* [Task objective]: Gather all lines in the data that hold the string "image".

[Stored data]
============
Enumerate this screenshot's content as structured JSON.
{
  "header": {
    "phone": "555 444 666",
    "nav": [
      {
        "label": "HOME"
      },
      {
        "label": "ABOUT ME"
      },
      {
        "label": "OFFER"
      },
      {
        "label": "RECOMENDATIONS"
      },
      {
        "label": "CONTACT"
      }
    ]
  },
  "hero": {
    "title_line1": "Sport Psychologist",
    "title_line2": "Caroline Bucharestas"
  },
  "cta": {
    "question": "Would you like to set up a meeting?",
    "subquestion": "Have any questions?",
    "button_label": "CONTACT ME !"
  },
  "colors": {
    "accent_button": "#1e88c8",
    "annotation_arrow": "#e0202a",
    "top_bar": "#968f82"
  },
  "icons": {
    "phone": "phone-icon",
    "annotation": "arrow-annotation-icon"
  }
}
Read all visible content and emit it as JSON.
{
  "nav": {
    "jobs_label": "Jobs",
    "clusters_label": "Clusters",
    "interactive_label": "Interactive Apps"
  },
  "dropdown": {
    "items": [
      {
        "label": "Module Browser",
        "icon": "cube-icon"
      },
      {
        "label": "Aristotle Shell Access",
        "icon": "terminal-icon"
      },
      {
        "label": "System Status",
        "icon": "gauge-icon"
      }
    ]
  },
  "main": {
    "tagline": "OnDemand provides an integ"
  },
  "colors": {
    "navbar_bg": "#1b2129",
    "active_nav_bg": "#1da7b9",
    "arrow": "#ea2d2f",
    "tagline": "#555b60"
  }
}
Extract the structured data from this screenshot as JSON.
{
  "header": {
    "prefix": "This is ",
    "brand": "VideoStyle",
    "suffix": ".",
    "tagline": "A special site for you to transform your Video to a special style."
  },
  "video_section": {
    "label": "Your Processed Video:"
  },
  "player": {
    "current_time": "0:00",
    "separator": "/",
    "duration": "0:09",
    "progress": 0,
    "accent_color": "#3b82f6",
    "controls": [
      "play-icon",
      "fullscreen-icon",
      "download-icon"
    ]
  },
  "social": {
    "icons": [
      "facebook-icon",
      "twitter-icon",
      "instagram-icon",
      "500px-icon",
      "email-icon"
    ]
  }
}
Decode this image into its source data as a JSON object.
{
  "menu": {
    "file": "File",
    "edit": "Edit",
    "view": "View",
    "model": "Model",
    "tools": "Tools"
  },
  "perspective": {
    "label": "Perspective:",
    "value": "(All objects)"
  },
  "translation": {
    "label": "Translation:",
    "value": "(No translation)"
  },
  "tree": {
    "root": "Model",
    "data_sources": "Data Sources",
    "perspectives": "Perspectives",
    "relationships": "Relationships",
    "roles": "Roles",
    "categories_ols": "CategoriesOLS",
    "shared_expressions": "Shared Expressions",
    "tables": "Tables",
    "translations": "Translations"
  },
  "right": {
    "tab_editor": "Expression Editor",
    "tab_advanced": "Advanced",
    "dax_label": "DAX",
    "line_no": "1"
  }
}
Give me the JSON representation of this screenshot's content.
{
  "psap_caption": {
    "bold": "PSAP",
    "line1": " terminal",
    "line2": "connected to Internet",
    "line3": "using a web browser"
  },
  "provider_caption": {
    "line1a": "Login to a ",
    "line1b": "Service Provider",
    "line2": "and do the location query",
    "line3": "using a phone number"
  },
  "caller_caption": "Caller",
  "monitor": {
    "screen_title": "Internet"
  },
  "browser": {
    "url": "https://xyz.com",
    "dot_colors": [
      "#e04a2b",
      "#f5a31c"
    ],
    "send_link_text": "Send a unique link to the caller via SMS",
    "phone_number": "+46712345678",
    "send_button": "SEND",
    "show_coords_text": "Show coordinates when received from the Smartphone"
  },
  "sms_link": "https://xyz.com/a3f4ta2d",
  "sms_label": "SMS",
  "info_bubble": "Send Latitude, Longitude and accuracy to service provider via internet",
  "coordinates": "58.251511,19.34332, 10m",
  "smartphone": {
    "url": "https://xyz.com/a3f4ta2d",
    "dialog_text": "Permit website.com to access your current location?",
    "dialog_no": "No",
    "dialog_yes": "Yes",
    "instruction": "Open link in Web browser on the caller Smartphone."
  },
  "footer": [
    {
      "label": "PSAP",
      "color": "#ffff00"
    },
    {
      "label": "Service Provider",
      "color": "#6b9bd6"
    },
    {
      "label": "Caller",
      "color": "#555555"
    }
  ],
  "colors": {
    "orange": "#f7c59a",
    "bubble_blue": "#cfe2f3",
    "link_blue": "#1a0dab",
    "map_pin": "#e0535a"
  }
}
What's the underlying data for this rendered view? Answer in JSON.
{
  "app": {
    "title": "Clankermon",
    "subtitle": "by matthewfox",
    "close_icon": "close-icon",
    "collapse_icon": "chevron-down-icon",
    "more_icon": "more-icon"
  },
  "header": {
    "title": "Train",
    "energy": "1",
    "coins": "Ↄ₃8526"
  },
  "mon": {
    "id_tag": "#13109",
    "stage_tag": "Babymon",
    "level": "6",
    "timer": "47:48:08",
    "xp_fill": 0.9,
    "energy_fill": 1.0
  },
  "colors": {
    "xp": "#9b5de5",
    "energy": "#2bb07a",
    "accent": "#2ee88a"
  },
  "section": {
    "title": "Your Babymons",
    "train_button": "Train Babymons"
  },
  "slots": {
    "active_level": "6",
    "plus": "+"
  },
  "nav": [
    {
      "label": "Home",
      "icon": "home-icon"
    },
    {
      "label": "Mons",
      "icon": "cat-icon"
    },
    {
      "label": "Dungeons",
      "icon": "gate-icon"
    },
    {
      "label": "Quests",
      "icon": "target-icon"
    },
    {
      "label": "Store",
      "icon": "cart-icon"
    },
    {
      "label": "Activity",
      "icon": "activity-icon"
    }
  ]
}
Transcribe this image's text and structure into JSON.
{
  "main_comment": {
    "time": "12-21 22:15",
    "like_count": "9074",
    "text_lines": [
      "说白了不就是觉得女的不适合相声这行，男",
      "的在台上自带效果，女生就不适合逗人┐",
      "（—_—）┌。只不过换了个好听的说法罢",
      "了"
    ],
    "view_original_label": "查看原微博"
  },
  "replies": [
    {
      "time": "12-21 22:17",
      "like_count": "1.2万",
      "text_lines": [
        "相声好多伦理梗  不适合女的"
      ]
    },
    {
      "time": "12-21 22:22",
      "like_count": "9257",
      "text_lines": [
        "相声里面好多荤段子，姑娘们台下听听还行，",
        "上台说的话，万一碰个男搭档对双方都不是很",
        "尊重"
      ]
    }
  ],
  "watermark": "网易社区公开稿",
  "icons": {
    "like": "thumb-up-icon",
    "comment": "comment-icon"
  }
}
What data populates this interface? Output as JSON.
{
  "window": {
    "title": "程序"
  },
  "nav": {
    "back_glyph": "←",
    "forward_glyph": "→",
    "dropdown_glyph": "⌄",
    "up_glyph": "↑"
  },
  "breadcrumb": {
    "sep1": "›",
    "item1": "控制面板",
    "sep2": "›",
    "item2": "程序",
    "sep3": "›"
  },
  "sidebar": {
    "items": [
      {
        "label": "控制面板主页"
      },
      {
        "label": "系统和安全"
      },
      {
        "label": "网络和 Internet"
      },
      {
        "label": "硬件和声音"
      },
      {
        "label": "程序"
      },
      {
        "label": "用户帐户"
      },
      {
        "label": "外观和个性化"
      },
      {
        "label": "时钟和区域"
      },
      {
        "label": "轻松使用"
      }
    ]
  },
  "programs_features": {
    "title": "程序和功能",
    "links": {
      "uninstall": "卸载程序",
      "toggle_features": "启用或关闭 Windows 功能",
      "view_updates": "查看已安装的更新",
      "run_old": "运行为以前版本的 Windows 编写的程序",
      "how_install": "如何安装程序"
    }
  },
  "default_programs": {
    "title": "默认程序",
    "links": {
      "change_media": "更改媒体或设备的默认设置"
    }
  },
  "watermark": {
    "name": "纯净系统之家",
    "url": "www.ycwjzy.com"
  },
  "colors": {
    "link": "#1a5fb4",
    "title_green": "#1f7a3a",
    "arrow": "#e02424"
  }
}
============
* [Written solution]:
Decode this image into its source data as a JSON object.
Transcribe this image's text and structure into JSON.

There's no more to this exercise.